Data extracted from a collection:
+--
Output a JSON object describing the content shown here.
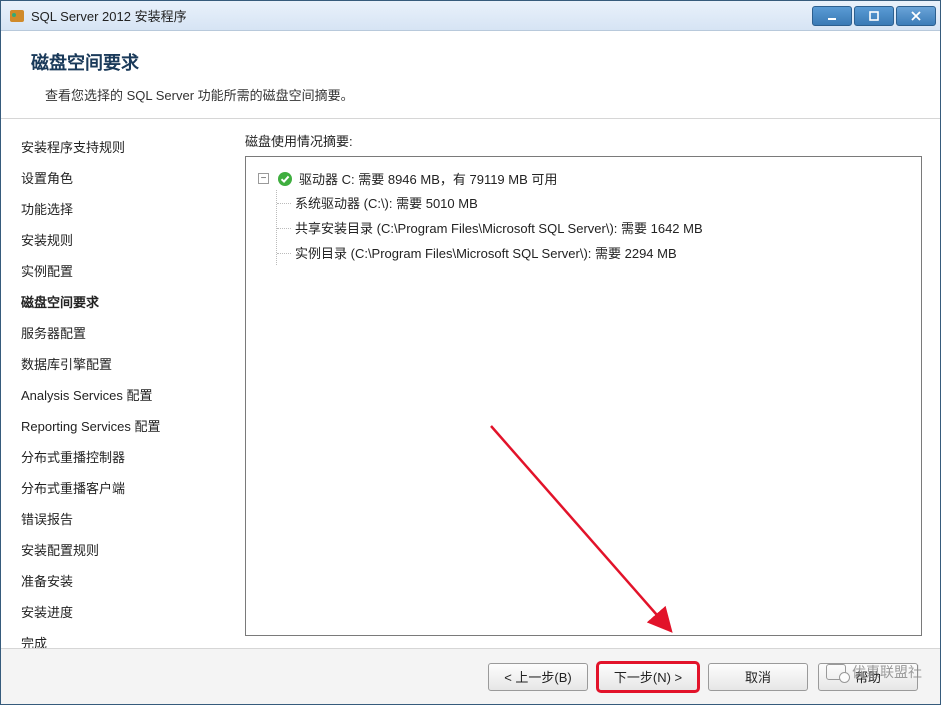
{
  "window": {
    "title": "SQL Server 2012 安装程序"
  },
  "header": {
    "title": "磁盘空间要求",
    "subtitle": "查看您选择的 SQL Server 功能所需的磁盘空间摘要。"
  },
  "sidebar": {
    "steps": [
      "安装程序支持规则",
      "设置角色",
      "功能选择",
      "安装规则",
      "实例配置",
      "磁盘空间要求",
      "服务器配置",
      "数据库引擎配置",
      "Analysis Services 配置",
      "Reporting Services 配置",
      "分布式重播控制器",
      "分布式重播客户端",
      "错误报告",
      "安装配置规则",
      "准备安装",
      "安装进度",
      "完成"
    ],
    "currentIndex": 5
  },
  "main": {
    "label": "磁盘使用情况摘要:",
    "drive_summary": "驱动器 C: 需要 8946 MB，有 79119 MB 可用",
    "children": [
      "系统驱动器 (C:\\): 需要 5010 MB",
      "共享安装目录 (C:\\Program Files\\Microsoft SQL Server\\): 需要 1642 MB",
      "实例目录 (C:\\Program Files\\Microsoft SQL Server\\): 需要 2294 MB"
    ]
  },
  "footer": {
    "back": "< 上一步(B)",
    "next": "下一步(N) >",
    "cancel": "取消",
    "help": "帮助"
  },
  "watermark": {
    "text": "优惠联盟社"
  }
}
+--
### WHAT YOU WILL DO
Transcribe the full listing above exactly, with the images removed.

### RESPONSE TO THIS TASK
Output a JSON object describing the content shown here.
{
  "window": {
    "title": "SQL Server 2012 安装程序"
  },
  "header": {
    "title": "磁盘空间要求",
    "subtitle": "查看您选择的 SQL Server 功能所需的磁盘空间摘要。"
  },
  "sidebar": {
    "steps": [
      "安装程序支持规则",
      "设置角色",
      "功能选择",
      "安装规则",
      "实例配置",
      "磁盘空间要求",
      "服务器配置",
      "数据库引擎配置",
      "Analysis Services 配置",
      "Reporting Services 配置",
      "分布式重播控制器",
      "分布式重播客户端",
      "错误报告",
      "安装配置规则",
      "准备安装",
      "安装进度",
      "完成"
    ],
    "currentIndex": 5
  },
  "main": {
    "label": "磁盘使用情况摘要:",
    "drive_summary": "驱动器 C: 需要 8946 MB，有 79119 MB 可用",
    "children": [
      "系统驱动器 (C:\\): 需要 5010 MB",
      "共享安装目录 (C:\\Program Files\\Microsoft SQL Server\\): 需要 1642 MB",
      "实例目录 (C:\\Program Files\\Microsoft SQL Server\\): 需要 2294 MB"
    ]
  },
  "footer": {
    "back": "< 上一步(B)",
    "next": "下一步(N) >",
    "cancel": "取消",
    "help": "帮助"
  },
  "watermark": {
    "text": "优惠联盟社"
  }
}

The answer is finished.